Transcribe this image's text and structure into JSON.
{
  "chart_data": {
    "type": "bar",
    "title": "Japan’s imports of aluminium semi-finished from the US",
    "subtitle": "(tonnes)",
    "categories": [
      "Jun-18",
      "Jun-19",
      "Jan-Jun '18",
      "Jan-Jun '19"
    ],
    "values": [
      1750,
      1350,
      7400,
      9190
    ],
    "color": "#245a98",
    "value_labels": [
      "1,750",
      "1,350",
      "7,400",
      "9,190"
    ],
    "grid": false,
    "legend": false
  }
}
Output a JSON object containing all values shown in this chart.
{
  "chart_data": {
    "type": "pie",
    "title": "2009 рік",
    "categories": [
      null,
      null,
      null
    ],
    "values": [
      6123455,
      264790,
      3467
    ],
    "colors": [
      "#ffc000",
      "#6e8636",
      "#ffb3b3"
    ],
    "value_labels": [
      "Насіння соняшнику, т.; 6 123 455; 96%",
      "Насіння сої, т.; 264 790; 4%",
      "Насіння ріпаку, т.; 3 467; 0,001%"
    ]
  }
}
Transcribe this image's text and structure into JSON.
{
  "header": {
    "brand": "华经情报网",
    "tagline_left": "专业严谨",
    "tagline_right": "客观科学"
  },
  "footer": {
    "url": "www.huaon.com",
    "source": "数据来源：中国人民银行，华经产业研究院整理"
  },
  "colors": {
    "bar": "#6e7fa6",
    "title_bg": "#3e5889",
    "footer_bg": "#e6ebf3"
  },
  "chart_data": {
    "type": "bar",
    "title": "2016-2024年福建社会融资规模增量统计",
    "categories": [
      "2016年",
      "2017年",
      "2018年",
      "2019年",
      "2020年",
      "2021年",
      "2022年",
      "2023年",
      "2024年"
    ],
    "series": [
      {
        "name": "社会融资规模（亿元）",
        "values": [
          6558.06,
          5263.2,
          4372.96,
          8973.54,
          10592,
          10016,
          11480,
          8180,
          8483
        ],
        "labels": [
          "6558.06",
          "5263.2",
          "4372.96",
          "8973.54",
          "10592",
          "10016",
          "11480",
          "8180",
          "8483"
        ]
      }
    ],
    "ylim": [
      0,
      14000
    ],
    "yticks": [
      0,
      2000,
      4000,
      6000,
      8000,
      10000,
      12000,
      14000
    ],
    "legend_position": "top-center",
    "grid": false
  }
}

= = = = =

> **TASK INSTRUCTIONS**: Display every line of the listing that contains the string "Насіння".

> **COMPLETED TASK**:
      "Насіння соняшнику, т.; 6 123 455; 96%",
      "Насіння сої, т.; 264 790; 4%",
      "Насіння ріпаку, т.; 3 467; 0,001%"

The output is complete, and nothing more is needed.